## [EXERCISE DIRECTIONS]
Keep every line where the word "title" appears; drop the rest.

— START DATA FOR THIS TASK —

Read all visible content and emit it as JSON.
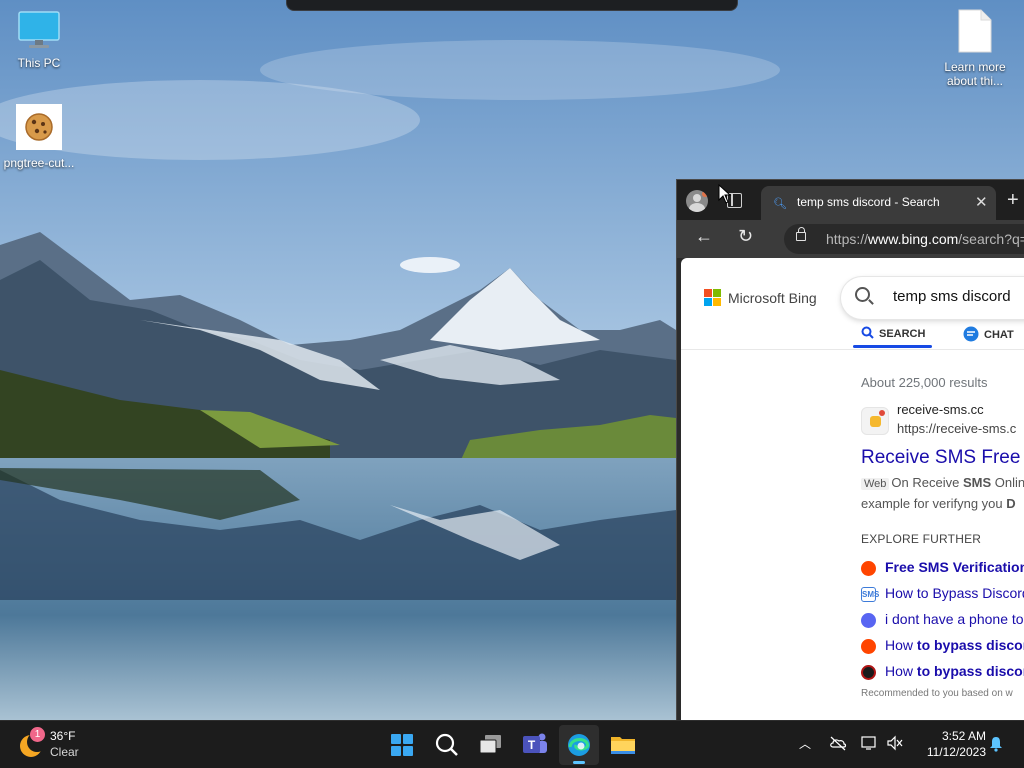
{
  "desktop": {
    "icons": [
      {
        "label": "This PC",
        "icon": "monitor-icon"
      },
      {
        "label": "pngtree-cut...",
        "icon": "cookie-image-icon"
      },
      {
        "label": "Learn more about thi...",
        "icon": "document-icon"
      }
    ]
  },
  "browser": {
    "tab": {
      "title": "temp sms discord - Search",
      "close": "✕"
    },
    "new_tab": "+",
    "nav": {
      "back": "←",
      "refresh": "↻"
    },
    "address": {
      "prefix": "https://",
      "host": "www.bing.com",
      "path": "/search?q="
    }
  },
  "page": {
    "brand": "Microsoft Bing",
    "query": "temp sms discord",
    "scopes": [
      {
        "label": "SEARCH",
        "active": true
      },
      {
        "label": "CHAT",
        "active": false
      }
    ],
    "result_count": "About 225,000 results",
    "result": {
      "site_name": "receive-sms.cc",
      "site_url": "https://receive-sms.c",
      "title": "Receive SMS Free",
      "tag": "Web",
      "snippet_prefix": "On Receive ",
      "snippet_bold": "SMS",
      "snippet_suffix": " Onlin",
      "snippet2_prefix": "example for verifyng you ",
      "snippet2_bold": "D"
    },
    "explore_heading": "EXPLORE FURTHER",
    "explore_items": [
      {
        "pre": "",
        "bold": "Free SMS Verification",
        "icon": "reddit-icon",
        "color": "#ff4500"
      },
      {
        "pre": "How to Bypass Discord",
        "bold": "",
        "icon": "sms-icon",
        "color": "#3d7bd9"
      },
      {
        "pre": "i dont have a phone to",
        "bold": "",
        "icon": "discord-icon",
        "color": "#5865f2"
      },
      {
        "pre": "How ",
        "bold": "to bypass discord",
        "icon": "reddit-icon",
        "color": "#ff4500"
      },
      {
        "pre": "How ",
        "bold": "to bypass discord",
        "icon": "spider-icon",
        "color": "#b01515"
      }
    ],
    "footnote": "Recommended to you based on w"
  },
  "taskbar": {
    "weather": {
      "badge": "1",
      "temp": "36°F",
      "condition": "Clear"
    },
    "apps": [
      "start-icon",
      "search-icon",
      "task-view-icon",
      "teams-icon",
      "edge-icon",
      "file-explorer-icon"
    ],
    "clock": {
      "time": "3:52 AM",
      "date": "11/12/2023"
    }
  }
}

— END DATA FOR THIS TASK —

## [SOLUTION FOR THIS PROBLEM]
      "title": "temp sms discord - Search",
      "title": "Receive SMS Free",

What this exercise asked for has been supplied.